### What is needed
Your task is to filter the data below down to the lines holding "skald".

[Recorded data]

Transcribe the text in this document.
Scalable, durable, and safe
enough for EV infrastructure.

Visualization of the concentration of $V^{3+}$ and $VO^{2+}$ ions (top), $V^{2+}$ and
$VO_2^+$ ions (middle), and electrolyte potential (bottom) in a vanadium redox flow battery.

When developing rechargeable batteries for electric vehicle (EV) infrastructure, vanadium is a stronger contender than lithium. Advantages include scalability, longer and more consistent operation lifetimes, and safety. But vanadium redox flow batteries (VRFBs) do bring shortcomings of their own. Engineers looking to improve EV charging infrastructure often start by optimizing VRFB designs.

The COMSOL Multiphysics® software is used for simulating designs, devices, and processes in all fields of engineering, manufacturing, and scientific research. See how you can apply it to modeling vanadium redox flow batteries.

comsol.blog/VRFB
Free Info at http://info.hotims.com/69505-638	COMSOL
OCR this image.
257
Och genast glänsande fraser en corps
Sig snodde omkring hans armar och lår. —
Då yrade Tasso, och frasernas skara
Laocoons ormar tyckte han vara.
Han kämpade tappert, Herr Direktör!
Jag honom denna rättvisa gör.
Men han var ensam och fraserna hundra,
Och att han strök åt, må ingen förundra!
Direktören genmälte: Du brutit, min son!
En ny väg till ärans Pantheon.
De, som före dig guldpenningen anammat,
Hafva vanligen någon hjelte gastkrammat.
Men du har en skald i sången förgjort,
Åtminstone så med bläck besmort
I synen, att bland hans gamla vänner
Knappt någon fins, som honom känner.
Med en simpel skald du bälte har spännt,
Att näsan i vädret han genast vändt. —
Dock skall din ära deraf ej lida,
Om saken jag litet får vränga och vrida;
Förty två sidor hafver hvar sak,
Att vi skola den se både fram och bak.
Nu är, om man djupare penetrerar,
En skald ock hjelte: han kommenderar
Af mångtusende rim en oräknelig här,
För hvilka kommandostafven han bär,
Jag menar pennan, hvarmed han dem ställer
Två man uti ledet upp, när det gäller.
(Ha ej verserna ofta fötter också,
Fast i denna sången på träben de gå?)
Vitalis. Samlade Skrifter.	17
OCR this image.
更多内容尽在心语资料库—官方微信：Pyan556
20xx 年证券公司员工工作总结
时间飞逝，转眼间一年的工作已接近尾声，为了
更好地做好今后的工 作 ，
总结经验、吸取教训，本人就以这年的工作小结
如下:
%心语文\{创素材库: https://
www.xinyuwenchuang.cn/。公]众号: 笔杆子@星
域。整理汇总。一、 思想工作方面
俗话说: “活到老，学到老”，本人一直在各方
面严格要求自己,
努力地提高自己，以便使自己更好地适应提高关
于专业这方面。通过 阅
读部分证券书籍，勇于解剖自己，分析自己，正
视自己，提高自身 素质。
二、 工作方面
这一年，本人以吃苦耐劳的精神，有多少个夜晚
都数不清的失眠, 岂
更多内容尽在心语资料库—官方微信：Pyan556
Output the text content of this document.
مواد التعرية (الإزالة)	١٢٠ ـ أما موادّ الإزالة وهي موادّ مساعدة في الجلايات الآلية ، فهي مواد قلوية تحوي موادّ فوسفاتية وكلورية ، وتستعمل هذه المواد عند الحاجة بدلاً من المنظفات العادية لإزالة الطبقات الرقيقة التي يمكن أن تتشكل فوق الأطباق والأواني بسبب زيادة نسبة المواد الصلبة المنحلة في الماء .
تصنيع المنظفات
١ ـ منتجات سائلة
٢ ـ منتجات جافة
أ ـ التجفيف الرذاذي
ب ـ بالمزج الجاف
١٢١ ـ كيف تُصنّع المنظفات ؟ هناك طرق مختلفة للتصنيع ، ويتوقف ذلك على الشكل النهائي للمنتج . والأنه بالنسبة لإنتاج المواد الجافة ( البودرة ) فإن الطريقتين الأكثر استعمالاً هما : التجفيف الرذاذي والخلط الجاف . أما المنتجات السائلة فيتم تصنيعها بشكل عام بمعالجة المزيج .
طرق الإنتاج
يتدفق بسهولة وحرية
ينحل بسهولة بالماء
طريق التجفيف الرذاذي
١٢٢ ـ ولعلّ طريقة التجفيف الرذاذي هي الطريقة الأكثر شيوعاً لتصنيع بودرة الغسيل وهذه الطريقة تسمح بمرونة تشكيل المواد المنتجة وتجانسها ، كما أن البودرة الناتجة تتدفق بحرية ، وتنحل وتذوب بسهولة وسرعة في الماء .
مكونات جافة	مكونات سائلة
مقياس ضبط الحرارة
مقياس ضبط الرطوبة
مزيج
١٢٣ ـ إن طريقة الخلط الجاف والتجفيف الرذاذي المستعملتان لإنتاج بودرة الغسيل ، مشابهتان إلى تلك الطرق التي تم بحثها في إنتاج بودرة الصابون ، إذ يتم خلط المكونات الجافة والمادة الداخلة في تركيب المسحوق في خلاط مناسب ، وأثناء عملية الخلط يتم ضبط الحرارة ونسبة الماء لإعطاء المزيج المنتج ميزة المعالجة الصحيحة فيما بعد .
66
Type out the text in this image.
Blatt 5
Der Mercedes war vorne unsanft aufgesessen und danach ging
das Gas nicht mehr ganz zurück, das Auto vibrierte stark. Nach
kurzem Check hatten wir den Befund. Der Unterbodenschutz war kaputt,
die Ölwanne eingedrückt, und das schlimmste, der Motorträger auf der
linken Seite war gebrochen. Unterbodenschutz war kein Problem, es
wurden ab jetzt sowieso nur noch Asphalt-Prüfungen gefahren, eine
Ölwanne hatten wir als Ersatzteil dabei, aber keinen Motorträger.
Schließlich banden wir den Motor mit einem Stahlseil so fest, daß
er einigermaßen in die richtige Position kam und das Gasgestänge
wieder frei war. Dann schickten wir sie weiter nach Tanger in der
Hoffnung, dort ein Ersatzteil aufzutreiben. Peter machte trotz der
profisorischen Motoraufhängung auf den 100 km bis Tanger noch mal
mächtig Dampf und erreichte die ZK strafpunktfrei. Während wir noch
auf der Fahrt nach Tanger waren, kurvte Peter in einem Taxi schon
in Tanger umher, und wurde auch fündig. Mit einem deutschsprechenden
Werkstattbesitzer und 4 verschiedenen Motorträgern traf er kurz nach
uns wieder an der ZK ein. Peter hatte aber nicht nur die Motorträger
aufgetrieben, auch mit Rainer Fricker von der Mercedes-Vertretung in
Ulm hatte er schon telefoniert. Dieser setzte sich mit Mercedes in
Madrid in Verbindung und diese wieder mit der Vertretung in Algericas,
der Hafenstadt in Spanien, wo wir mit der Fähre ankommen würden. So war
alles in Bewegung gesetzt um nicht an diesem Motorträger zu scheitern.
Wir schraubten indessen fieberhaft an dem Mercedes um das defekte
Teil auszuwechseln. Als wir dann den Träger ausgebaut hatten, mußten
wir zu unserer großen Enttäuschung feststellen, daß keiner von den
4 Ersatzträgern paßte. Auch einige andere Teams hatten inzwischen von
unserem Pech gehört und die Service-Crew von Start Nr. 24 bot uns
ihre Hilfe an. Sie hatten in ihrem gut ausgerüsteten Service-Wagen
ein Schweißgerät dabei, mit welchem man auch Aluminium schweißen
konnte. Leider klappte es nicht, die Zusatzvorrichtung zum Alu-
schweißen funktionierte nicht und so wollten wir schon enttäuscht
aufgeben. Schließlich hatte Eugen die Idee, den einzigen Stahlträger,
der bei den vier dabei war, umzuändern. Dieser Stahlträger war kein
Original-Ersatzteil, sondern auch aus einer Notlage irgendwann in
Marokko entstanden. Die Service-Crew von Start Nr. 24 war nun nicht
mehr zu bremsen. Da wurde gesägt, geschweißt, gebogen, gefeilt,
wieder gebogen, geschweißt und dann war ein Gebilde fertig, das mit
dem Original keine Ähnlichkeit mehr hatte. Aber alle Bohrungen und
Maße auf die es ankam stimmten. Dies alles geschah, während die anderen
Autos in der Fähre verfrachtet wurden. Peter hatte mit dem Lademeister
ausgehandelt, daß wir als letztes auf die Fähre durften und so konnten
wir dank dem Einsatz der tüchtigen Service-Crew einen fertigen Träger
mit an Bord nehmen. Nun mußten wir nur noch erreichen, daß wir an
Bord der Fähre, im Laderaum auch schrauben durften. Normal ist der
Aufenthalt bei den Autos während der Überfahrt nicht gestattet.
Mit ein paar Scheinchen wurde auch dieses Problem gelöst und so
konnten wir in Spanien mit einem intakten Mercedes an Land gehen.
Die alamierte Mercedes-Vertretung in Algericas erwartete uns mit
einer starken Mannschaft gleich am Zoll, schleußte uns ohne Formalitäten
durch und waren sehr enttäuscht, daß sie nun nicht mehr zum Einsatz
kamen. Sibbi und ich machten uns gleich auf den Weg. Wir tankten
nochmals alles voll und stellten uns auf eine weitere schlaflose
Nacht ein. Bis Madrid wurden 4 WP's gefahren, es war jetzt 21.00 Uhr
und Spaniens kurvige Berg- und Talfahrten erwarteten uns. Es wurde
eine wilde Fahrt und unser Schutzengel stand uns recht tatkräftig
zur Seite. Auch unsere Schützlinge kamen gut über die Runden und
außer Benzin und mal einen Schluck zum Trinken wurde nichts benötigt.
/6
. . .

### Solution to the exercise
Men du har en skald i sången förgjort,
Med en simpel skald du bälte har spännt,
En skald ock hjelte: han kommenderar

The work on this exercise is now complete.